## [Listed entries]
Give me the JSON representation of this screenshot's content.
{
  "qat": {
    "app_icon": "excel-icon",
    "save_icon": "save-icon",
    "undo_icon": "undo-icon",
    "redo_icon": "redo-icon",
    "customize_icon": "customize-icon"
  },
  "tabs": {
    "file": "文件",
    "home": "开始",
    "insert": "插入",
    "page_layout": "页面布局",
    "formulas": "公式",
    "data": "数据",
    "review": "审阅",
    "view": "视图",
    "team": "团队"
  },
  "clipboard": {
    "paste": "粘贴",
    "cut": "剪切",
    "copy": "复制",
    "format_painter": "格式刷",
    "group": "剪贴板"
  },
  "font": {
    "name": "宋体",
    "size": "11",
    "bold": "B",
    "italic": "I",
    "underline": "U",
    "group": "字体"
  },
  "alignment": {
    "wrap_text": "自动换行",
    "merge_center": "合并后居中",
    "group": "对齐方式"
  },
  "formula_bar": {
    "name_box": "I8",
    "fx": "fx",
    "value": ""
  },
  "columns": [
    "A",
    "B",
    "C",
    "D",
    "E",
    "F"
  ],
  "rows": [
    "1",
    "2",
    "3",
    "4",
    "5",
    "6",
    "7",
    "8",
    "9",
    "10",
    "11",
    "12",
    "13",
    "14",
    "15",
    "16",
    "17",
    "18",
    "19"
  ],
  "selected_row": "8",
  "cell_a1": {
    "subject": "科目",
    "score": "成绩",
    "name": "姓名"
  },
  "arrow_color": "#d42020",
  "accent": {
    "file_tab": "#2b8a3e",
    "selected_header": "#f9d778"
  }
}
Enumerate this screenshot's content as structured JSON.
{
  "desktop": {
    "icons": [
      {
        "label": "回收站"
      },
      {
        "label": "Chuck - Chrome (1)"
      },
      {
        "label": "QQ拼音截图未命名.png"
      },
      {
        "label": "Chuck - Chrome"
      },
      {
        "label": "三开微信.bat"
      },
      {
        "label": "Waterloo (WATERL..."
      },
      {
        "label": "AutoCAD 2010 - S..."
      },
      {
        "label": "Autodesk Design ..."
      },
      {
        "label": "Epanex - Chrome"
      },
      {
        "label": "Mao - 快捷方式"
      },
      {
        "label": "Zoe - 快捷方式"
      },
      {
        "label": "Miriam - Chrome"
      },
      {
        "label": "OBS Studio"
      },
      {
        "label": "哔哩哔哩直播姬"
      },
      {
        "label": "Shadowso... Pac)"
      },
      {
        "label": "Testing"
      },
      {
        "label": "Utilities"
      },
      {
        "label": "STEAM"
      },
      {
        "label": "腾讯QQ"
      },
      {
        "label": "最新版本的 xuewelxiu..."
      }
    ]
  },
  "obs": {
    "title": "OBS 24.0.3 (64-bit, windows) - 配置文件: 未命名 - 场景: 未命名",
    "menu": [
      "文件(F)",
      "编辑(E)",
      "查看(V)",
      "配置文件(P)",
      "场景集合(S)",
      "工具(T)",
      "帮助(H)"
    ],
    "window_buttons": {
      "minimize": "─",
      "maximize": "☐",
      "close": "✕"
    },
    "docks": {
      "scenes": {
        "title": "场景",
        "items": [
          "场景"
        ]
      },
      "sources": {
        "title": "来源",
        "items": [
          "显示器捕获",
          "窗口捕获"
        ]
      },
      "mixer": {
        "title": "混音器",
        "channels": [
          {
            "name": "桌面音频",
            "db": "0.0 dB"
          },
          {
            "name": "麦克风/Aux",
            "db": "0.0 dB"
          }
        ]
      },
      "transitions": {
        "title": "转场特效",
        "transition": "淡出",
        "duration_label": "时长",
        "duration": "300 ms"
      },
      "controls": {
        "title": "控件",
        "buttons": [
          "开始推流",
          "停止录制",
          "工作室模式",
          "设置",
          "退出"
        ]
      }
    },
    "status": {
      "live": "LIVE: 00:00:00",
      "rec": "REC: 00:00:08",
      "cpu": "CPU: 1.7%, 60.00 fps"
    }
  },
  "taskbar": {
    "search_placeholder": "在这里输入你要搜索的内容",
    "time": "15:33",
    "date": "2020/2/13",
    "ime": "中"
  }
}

## [What the exercise asks]
Would you reproduce all the entries exactly?

## [Exercise result]
Give me the JSON representation of this screenshot's content.
{
  "qat": {
    "app_icon": "excel-icon",
    "save_icon": "save-icon",
    "undo_icon": "undo-icon",
    "redo_icon": "redo-icon",
    "customize_icon": "customize-icon"
  },
  "tabs": {
    "file": "文件",
    "home": "开始",
    "insert": "插入",
    "page_layout": "页面布局",
    "formulas": "公式",
    "data": "数据",
    "review": "审阅",
    "view": "视图",
    "team": "团队"
  },
  "clipboard": {
    "paste": "粘贴",
    "cut": "剪切",
    "copy": "复制",
    "format_painter": "格式刷",
    "group": "剪贴板"
  },
  "font": {
    "name": "宋体",
    "size": "11",
    "bold": "B",
    "italic": "I",
    "underline": "U",
    "group": "字体"
  },
  "alignment": {
    "wrap_text": "自动换行",
    "merge_center": "合并后居中",
    "group": "对齐方式"
  },
  "formula_bar": {
    "name_box": "I8",
    "fx": "fx",
    "value": ""
  },
  "columns": [
    "A",
    "B",
    "C",
    "D",
    "E",
    "F"
  ],
  "rows": [
    "1",
    "2",
    "3",
    "4",
    "5",
    "6",
    "7",
    "8",
    "9",
    "10",
    "11",
    "12",
    "13",
    "14",
    "15",
    "16",
    "17",
    "18",
    "19"
  ],
  "selected_row": "8",
  "cell_a1": {
    "subject": "科目",
    "score": "成绩",
    "name": "姓名"
  },
  "arrow_color": "#d42020",
  "accent": {
    "file_tab": "#2b8a3e",
    "selected_header": "#f9d778"
  }
}
Enumerate this screenshot's content as structured JSON.
{
  "desktop": {
    "icons": [
      {
        "label": "回收站"
      },
      {
        "label": "Chuck - Chrome (1)"
      },
      {
        "label": "QQ拼音截图未命名.png"
      },
      {
        "label": "Chuck - Chrome"
      },
      {
        "label": "三开微信.bat"
      },
      {
        "label": "Waterloo (WATERL..."
      },
      {
        "label": "AutoCAD 2010 - S..."
      },
      {
        "label": "Autodesk Design ..."
      },
      {
        "label": "Epanex - Chrome"
      },
      {
        "label": "Mao - 快捷方式"
      },
      {
        "label": "Zoe - 快捷方式"
      },
      {
        "label": "Miriam - Chrome"
      },
      {
        "label": "OBS Studio"
      },
      {
        "label": "哔哩哔哩直播姬"
      },
      {
        "label": "Shadowso... Pac)"
      },
      {
        "label": "Testing"
      },
      {
        "label": "Utilities"
      },
      {
        "label": "STEAM"
      },
      {
        "label": "腾讯QQ"
      },
      {
        "label": "最新版本的 xuewelxiu..."
      }
    ]
  },
  "obs": {
    "title": "OBS 24.0.3 (64-bit, windows) - 配置文件: 未命名 - 场景: 未命名",
    "menu": [
      "文件(F)",
      "编辑(E)",
      "查看(V)",
      "配置文件(P)",
      "场景集合(S)",
      "工具(T)",
      "帮助(H)"
    ],
    "window_buttons": {
      "minimize": "─",
      "maximize": "☐",
      "close": "✕"
    },
    "docks": {
      "scenes": {
        "title": "场景",
        "items": [
          "场景"
        ]
      },
      "sources": {
        "title": "来源",
        "items": [
          "显示器捕获",
          "窗口捕获"
        ]
      },
      "mixer": {
        "title": "混音器",
        "channels": [
          {
            "name": "桌面音频",
            "db": "0.0 dB"
          },
          {
            "name": "麦克风/Aux",
            "db": "0.0 dB"
          }
        ]
      },
      "transitions": {
        "title": "转场特效",
        "transition": "淡出",
        "duration_label": "时长",
        "duration": "300 ms"
      },
      "controls": {
        "title": "控件",
        "buttons": [
          "开始推流",
          "停止录制",
          "工作室模式",
          "设置",
          "退出"
        ]
      }
    },
    "status": {
      "live": "LIVE: 00:00:00",
      "rec": "REC: 00:00:08",
      "cpu": "CPU: 1.7%, 60.00 fps"
    }
  },
  "taskbar": {
    "search_placeholder": "在这里输入你要搜索的内容",
    "time": "15:33",
    "date": "2020/2/13",
    "ime": "中"
  }
}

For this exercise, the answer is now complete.